(Challenge) Lines holding the string "English" are the ones to copy from this listing.
======== Exercise data ========
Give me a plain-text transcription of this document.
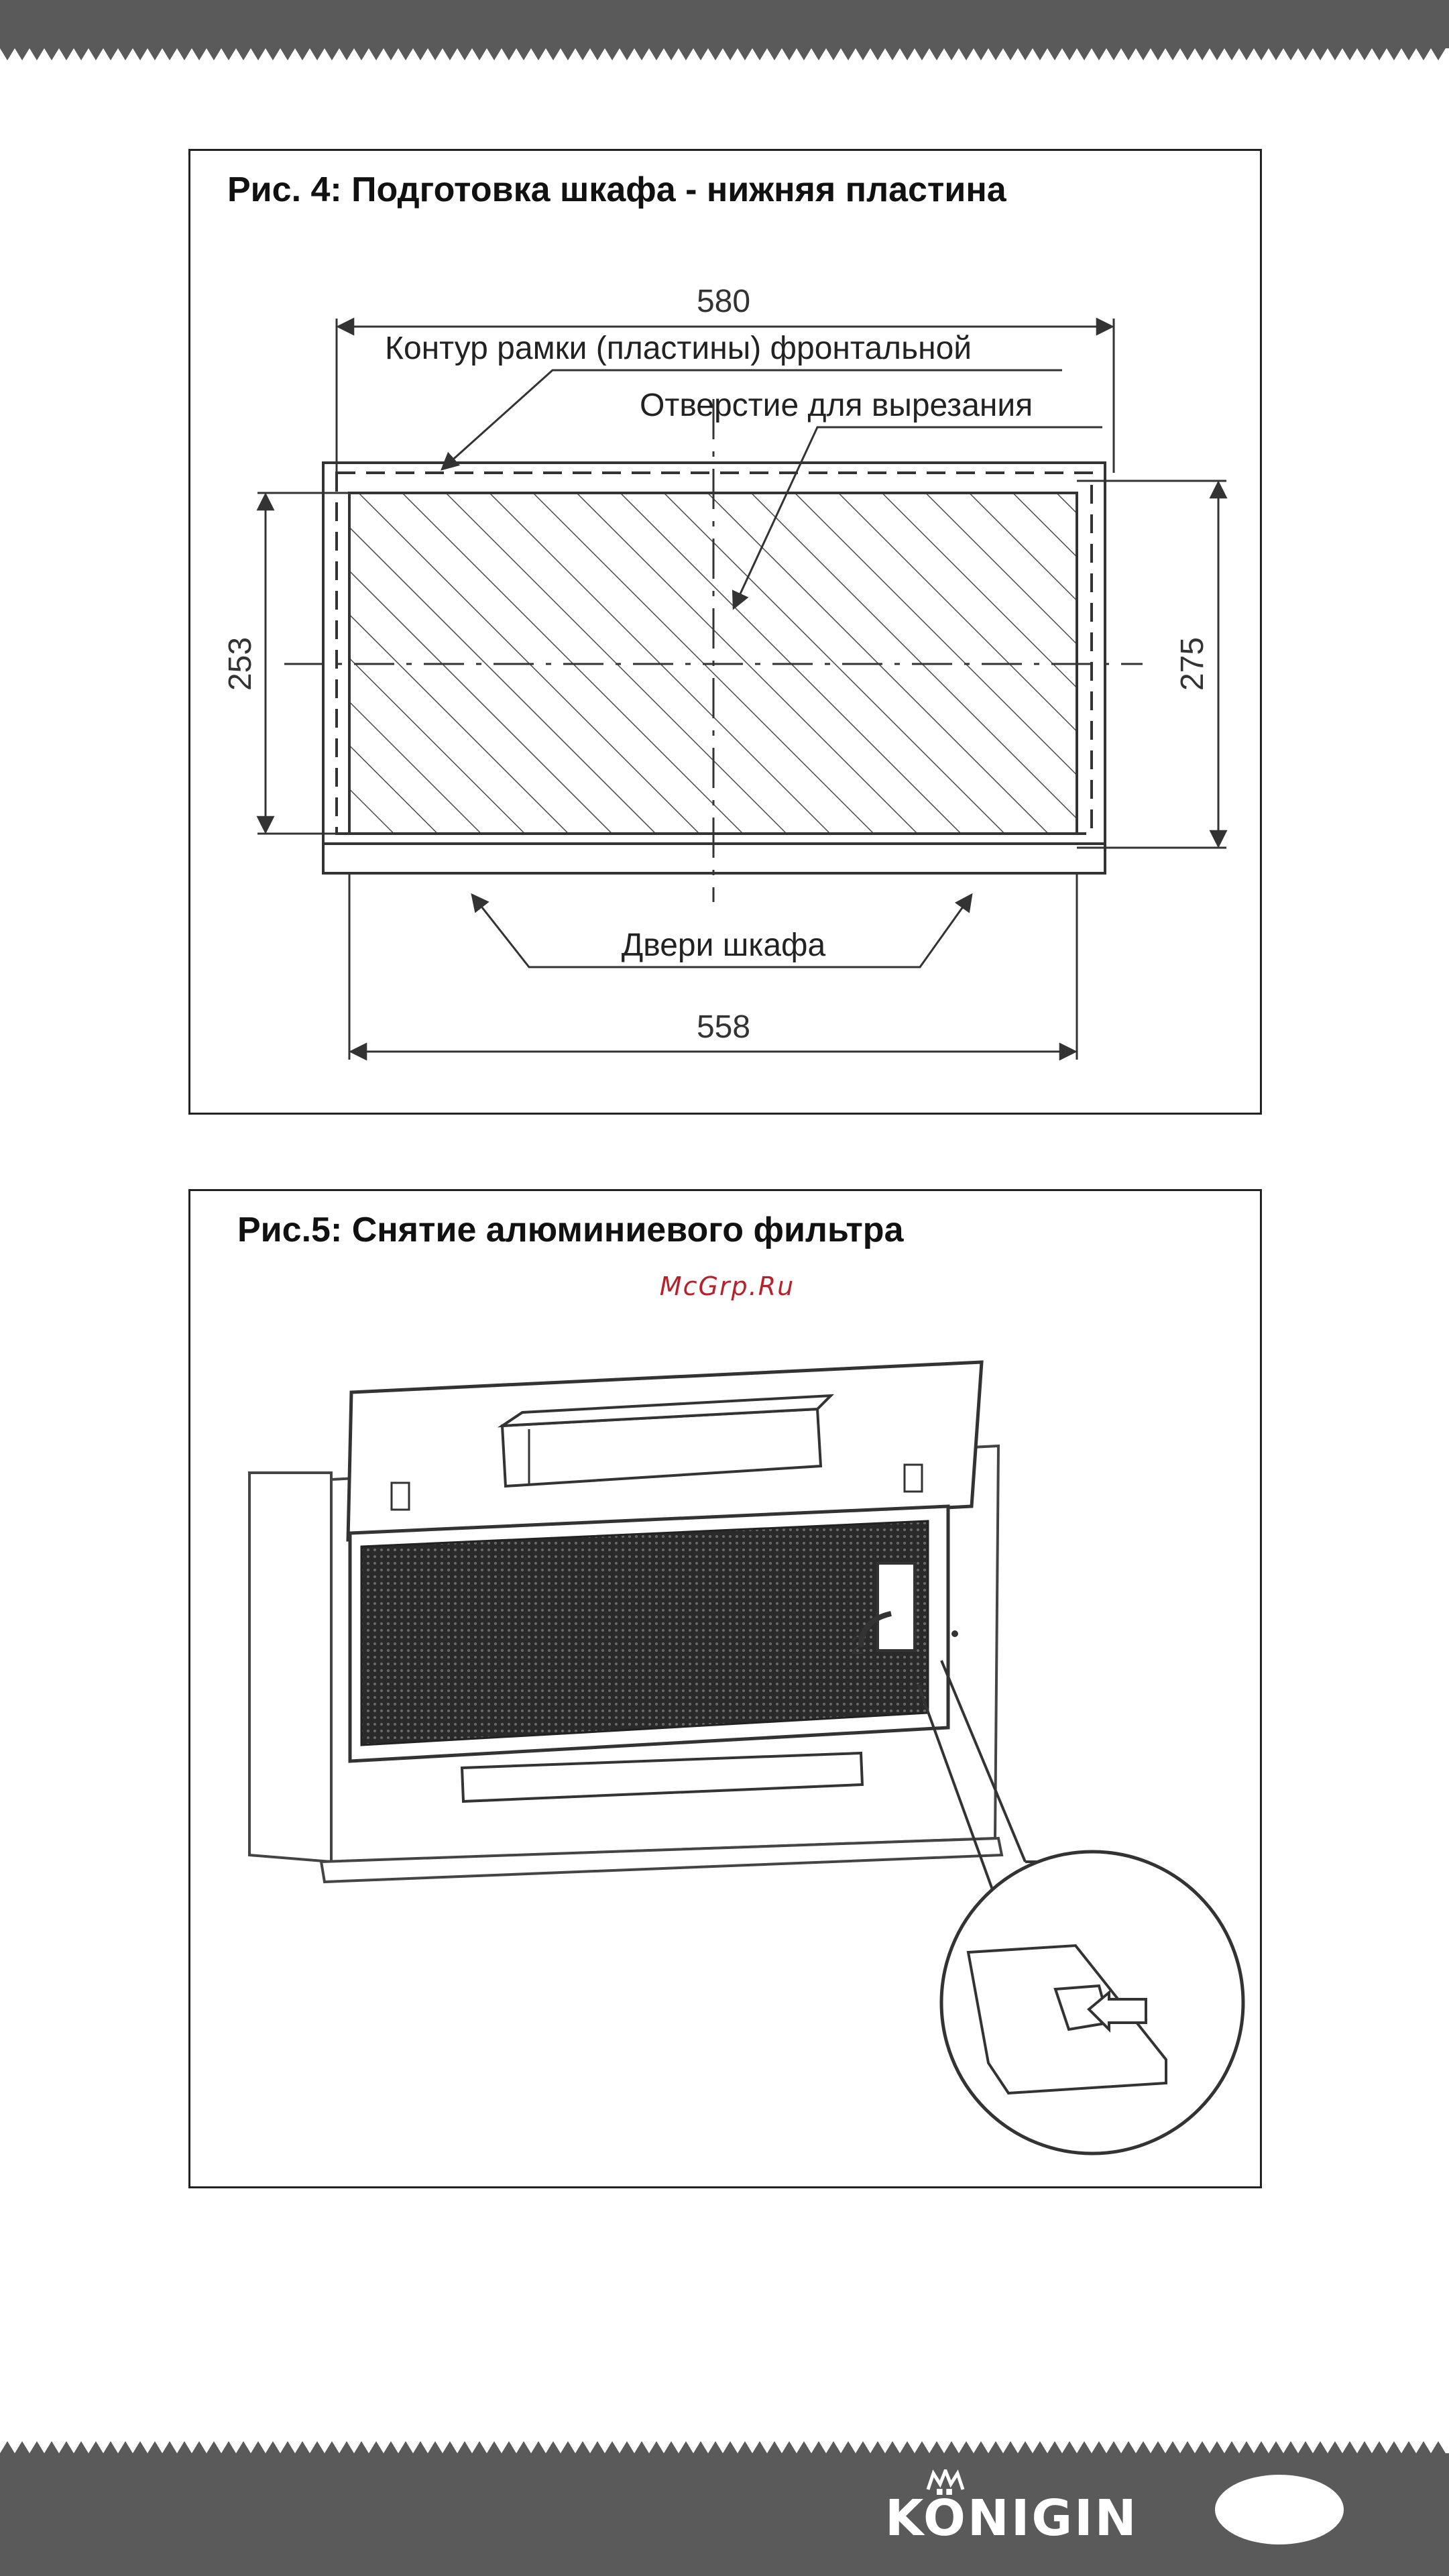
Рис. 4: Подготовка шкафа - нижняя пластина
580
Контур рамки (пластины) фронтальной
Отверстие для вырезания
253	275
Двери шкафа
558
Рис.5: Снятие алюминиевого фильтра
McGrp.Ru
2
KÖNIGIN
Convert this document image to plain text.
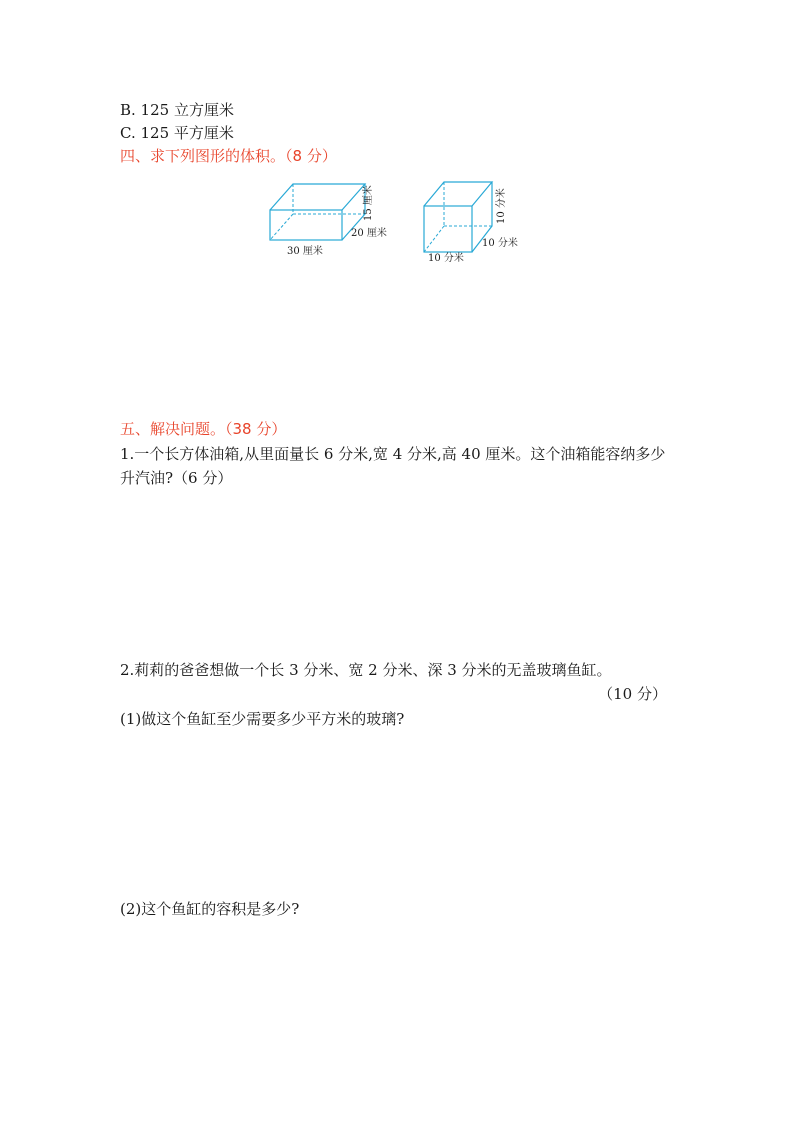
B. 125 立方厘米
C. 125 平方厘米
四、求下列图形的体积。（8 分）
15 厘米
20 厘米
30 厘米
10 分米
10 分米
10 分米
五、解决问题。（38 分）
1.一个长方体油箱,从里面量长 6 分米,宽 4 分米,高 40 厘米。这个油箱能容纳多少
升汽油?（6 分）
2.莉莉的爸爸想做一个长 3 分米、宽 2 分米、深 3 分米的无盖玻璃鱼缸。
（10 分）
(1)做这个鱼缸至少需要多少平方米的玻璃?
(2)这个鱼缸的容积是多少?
========
======== Exercise data ========
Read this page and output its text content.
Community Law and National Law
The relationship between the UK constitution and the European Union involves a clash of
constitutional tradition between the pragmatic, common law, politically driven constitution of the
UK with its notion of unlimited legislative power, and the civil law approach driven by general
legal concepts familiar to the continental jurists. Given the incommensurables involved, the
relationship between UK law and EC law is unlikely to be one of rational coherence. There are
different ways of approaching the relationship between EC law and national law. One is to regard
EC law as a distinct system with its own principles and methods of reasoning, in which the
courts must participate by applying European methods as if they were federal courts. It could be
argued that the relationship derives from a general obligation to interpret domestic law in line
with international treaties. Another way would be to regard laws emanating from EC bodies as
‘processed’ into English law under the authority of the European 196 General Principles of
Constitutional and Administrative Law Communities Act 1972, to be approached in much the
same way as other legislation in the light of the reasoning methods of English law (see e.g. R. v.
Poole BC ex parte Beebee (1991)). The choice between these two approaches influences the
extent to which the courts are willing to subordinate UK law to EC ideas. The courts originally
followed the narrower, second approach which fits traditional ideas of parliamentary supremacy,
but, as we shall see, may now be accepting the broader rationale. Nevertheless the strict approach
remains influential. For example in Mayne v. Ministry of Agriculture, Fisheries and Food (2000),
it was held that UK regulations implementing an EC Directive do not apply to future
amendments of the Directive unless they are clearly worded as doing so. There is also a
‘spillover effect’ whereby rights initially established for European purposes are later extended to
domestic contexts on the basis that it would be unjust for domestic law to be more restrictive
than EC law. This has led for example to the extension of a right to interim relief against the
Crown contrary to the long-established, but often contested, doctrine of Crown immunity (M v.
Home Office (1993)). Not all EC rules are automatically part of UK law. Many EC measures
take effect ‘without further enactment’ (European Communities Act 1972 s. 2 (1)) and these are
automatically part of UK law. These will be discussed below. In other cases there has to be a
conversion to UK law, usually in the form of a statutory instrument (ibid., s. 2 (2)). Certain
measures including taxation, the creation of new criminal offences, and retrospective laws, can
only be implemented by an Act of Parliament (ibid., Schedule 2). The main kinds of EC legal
========
(Solution to this exercise)
‘processed’ into English law under the authority of the European 196 General Principles of
same way as other legislation in the light of the reasoning methods of English law (see e.g. R. v.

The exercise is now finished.